───── DATA SECTION
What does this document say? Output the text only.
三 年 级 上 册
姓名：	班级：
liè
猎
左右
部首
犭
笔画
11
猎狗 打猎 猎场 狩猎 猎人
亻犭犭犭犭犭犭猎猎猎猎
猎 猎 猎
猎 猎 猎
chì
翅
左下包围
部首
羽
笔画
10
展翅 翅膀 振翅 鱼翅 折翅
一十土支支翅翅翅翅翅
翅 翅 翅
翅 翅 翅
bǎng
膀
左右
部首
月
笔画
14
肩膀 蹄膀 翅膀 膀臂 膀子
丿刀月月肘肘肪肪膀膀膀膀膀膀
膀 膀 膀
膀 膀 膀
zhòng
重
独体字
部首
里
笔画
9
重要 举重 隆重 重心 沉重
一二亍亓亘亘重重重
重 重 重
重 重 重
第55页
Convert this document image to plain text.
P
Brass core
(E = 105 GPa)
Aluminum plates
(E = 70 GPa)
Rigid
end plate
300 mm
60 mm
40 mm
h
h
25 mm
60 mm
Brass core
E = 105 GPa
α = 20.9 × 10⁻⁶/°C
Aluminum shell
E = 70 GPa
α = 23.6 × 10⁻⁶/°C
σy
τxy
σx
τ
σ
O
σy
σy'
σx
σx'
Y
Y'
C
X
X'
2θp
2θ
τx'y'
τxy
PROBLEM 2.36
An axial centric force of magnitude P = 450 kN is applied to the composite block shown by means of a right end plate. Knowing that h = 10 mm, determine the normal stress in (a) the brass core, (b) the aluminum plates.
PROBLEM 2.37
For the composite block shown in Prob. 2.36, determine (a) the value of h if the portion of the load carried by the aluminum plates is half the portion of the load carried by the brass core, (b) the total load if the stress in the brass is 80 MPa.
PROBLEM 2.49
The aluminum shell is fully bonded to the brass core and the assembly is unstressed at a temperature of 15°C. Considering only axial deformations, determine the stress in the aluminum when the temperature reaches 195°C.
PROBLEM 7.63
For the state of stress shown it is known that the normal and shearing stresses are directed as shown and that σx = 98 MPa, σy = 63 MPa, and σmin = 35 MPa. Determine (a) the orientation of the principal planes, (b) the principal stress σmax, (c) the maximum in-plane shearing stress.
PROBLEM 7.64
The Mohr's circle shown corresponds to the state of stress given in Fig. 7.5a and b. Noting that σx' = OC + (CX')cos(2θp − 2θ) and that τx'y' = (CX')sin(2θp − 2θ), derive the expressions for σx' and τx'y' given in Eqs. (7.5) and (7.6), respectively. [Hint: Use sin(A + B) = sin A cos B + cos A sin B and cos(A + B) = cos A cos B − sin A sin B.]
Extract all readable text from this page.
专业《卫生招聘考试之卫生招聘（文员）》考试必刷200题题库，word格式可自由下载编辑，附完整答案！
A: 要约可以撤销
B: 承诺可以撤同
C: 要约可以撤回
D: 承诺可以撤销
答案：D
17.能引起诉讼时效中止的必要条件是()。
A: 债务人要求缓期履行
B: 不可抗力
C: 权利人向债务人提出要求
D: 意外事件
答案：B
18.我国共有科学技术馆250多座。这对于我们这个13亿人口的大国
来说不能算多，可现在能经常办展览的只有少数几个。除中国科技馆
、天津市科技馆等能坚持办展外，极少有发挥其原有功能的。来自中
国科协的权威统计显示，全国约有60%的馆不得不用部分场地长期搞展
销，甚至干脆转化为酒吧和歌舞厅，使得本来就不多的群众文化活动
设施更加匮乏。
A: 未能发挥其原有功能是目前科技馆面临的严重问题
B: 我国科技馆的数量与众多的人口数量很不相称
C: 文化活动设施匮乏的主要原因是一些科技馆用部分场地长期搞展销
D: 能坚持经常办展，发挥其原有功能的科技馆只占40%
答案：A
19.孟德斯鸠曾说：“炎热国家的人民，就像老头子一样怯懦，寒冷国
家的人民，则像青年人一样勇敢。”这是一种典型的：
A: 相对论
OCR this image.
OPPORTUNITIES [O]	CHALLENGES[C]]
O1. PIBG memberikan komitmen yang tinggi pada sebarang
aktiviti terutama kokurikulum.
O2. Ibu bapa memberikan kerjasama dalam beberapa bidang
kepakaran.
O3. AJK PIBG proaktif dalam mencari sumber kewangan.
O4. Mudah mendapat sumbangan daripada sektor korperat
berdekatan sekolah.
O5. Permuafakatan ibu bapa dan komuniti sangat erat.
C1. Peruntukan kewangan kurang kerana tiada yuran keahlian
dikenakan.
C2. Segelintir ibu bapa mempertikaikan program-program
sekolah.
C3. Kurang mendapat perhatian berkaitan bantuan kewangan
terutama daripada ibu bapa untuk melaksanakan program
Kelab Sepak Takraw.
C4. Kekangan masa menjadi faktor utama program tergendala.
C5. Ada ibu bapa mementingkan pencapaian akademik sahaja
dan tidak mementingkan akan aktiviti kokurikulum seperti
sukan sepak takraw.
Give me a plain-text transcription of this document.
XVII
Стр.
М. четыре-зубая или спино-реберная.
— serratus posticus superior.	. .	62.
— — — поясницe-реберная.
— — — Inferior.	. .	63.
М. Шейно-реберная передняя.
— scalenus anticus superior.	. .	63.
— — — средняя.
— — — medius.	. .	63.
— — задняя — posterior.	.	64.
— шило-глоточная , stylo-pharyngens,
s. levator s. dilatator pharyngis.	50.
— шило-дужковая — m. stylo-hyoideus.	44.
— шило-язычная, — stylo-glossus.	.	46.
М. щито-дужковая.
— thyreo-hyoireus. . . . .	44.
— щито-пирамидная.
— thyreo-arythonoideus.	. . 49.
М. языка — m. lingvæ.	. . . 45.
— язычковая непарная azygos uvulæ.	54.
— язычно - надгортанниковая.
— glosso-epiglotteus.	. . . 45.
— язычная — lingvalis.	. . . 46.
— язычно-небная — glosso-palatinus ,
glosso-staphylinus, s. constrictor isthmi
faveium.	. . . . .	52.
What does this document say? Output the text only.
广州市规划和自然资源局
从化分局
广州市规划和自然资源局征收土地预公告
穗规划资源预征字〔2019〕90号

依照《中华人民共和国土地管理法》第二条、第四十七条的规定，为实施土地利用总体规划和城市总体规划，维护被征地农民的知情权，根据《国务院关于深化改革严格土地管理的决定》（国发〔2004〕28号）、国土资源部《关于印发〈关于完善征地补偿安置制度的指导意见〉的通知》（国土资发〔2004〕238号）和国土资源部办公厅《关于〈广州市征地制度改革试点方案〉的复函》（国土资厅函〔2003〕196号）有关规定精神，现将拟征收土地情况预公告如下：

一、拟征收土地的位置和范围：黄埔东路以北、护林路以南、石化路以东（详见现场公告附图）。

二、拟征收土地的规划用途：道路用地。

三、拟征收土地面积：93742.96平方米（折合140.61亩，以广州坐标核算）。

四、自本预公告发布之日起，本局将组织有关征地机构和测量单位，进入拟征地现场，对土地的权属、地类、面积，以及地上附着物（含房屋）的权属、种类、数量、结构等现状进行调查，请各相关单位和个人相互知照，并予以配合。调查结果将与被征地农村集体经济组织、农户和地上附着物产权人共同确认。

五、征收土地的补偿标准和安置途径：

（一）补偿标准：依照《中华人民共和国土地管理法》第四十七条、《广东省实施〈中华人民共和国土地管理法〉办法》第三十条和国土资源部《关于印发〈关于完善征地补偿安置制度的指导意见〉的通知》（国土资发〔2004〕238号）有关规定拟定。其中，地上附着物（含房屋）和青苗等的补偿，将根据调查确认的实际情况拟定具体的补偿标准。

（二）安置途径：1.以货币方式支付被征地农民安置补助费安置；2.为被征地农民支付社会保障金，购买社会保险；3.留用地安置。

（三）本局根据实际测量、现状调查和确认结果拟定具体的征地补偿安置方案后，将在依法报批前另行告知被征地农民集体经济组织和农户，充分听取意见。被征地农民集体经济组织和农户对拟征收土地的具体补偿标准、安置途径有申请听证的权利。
──────────
§ TASK OBJECTIVE
All lines of the data above that include the word "state" must be shown.

§ SOLUTION BELOW
For the state of stress shown it is known that the normal and shearing stresses are directed as shown and that σx = 98 MPa, σy = 63 MPa, and σmin = 35 MPa. Determine (a) the orientation of the principal planes, (b) the principal stress σmax, (c) the maximum in-plane shearing stress.
The Mohr's circle shown corresponds to the state of stress given in Fig. 7.5a and b. Noting that σx' = OC + (CX')cos(2θp − 2θ) and that τx'y' = (CX')sin(2θp − 2θ), derive the expressions for σx' and τx'y' given in Eqs. (7.5) and (7.6), respectively. [Hint: Use sin(A + B) = sin A cos B + cos A sin B and cos(A + B) = cos A cos B − sin A sin B.]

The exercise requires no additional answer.